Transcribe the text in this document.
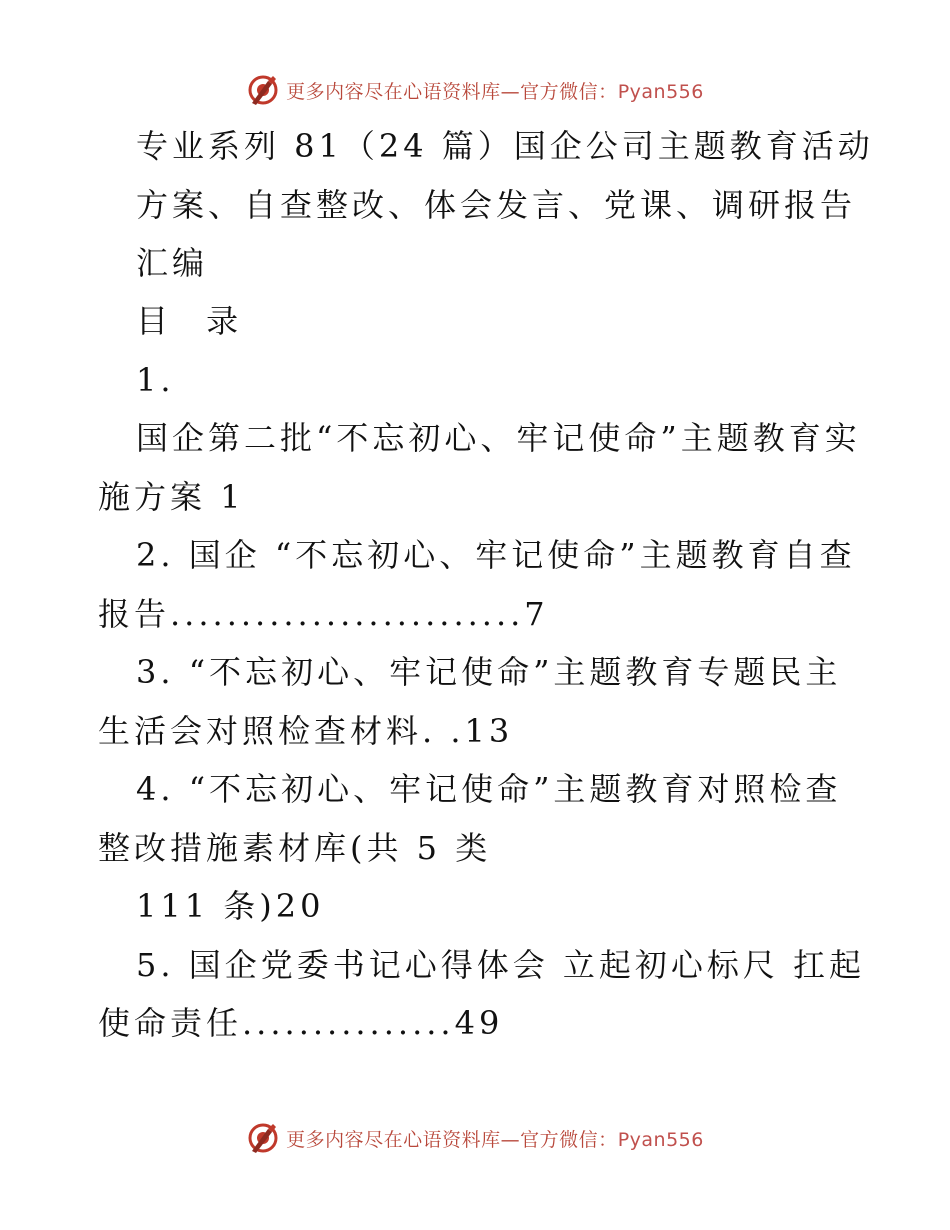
更多内容尽在心语资料库—官方微信：Pyan556
专业系列 81（24 篇）国企公司主题教育活动
方案、自查整改、体会发言、党课、调研报告
汇编
目 录
1.
国企第二批“不忘初心、牢记使命”主题教育实
施方案 1
2. 国企 “不忘初心、牢记使命”主题教育自查
报告.........................7
3. “不忘初心、牢记使命”主题教育专题民主
生活会对照检查材料. .13
4. “不忘初心、牢记使命”主题教育对照检查
整改措施素材库(共 5 类
111 条)20
5. 国企党委书记心得体会 立起初心标尺 扛起
使命责任...............49
更多内容尽在心语资料库—官方微信：Pyan556
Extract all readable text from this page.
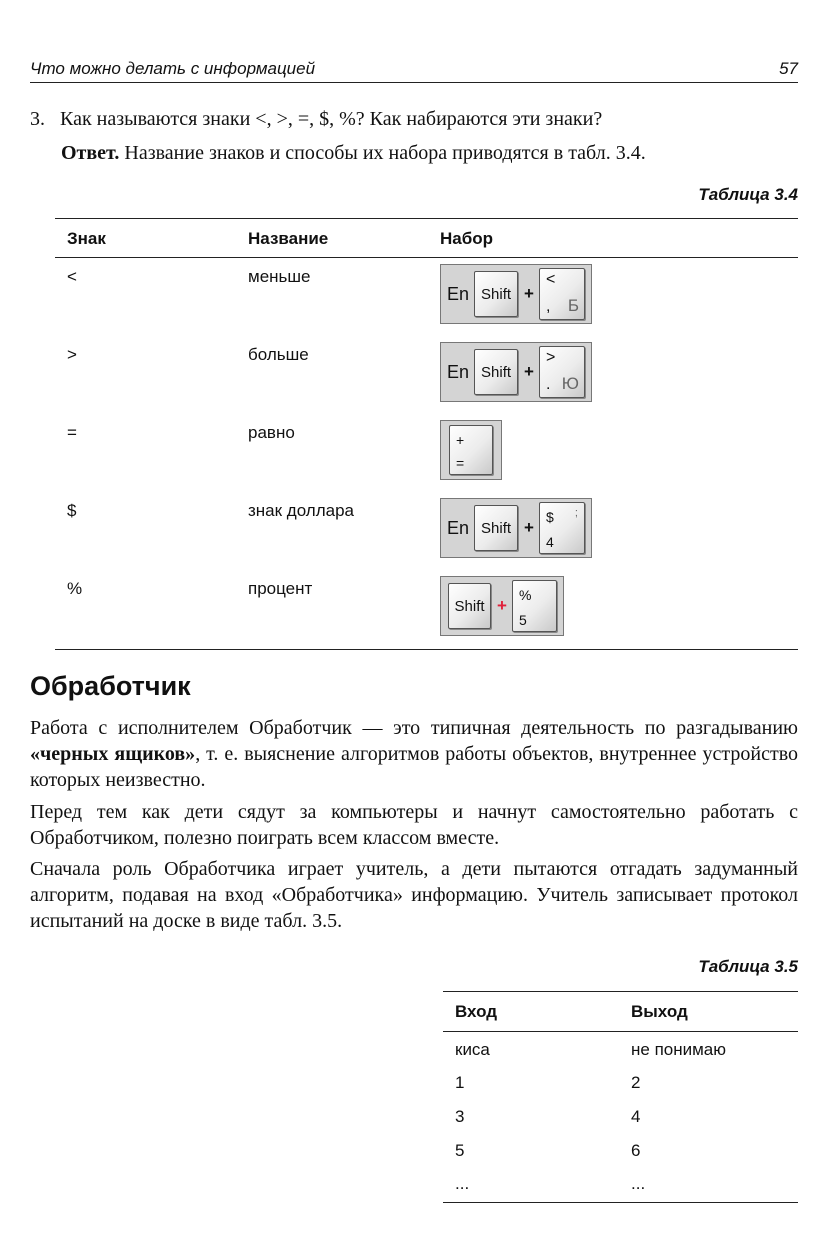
Что можно делать с информацией	57
3. Как называются знаки <, >, =, $, %? Как набираются эти знаки?
Ответ. Название знаков и способы их набора приводятся в табл. 3.4.
Таблица 3.4
Знак	Название	Набор
<	меньше
En Shift +
<
, Б
>	больше
En Shift +
>
. Ю
=	равно	+
=
$	знак доллара
En Shift +
$ ;
4
%	процент
Shift +
%
5
Обработчик

Работа с исполнителем Обработчик — это типичная деятельность по разгадыванию «черных ящиков», т. е. выяснение алгоритмов работы объектов, внутреннее устройство которых неизвестно.

Перед тем как дети сядут за компьютеры и начнут самостоятельно работать с Обработчиком, полезно поиграть всем классом вместе.

Сначала роль Обработчика играет учитель, а дети пытаются отгадать задуманный алгоритм, подавая на вход «Обработчика» информацию. Учитель записывает протокол испытаний на доске в виде табл. 3.5.

Таблица 3.5
Вход	Выход
киса	не понимаю
1	2
3	4
5	6
...	...
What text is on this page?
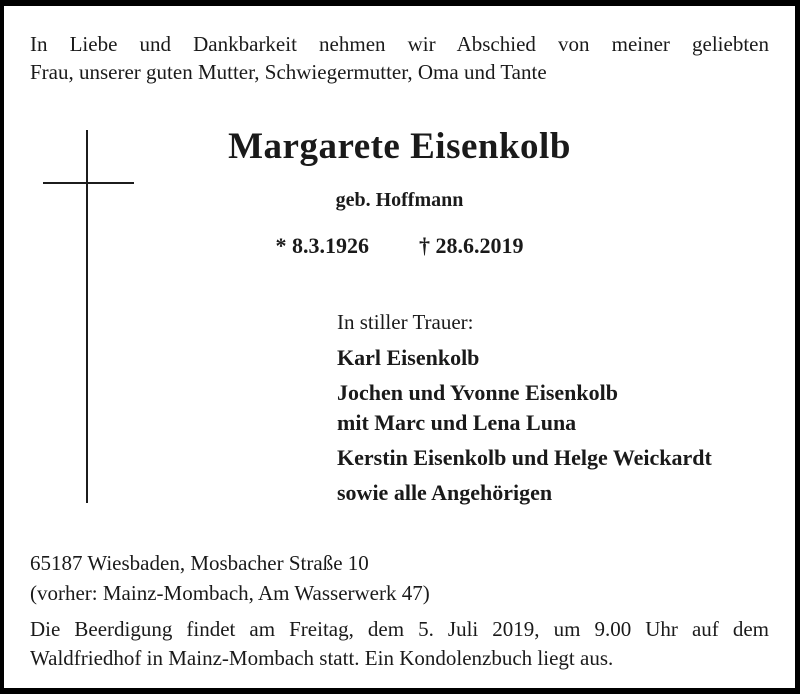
In Liebe und Dankbarkeit nehmen wir Abschied von meiner geliebten
Frau, unserer guten Mutter, Schwiegermutter, Oma und Tante
Margarete Eisenkolb
geb. Hoffmann
* 8.3.1926 † 28.6.2019
In stiller Trauer:
Karl Eisenkolb
Jochen und Yvonne Eisenkolb
mit Marc und Lena Luna
Kerstin Eisenkolb und Helge Weickardt
sowie alle Angehörigen
65187 Wiesbaden, Mosbacher Straße 10
(vorher: Mainz-Mombach, Am Wasserwerk 47)
Die Beerdigung findet am Freitag, dem 5. Juli 2019, um 9.00 Uhr auf dem
Waldfriedhof in Mainz-Mombach statt. Ein Kondolenzbuch liegt aus.
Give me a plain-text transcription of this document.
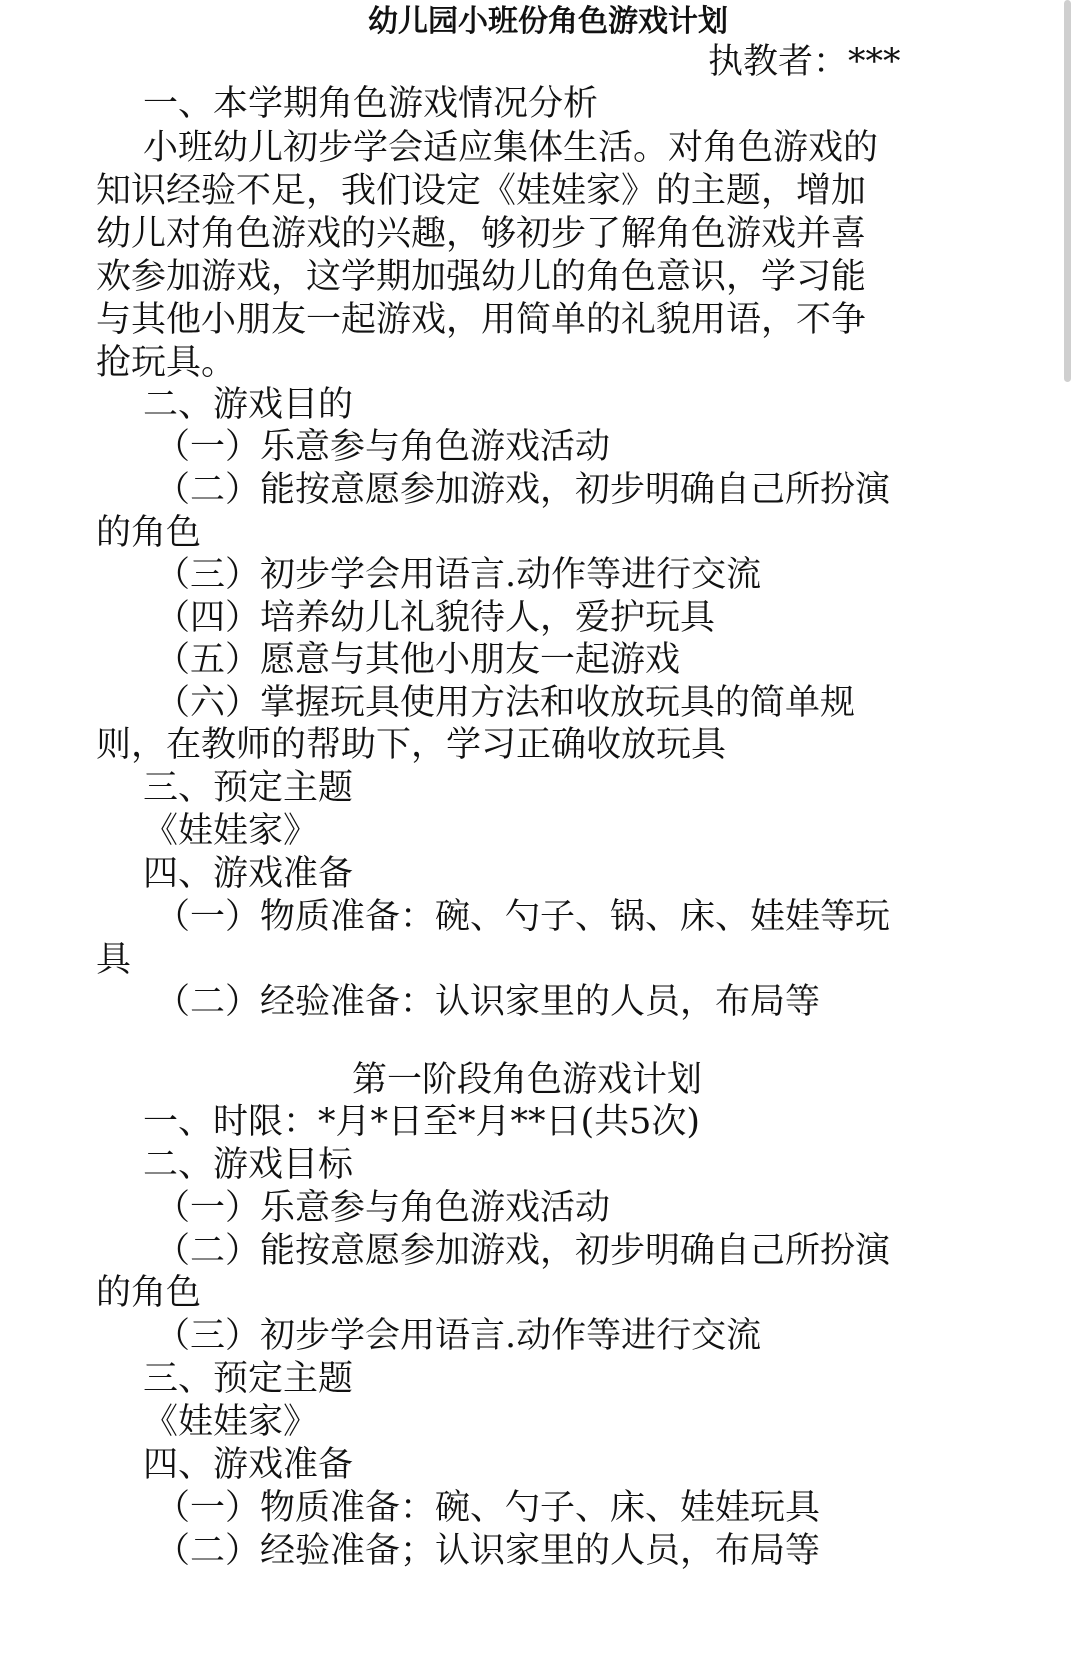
幼儿园小班份角色游戏计划

执教者：***

一、本学期角色游戏情况分析

小班幼儿初步学会适应集体生活。对角色游戏的

知识经验不足，我们设定《娃娃家》的主题，增加

幼儿对角色游戏的兴趣，够初步了解角色游戏并喜

欢参加游戏，这学期加强幼儿的角色意识，学习能

与其他小朋友一起游戏，用简单的礼貌用语，不争

抢玩具。

二、游戏目的

（一）乐意参与角色游戏活动

（二）能按意愿参加游戏，初步明确自己所扮演

的角色

（三）初步学会用语言.动作等进行交流

（四）培养幼儿礼貌待人，爱护玩具

（五）愿意与其他小朋友一起游戏

（六）掌握玩具使用方法和收放玩具的简单规

则，在教师的帮助下，学习正确收放玩具

三、预定主题

《娃娃家》

四、游戏准备

（一）物质准备：碗、勺子、锅、床、娃娃等玩

具

（二）经验准备：认识家里的人员，布局等

第一阶段角色游戏计划

一、时限：*月*日至*月**日(共5次)

二、游戏目标

（一）乐意参与角色游戏活动

（二）能按意愿参加游戏，初步明确自己所扮演

的角色

（三）初步学会用语言.动作等进行交流

三、预定主题

《娃娃家》

四、游戏准备

（一）物质准备：碗、勺子、床、娃娃玩具

（二）经验准备；认识家里的人员，布局等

========

Take every line containing the word "this" and copy it.

Transcribe the text in this document.
Extract all readable text from this page.
What text is on this page?
Give me a plain-text transcription of this document.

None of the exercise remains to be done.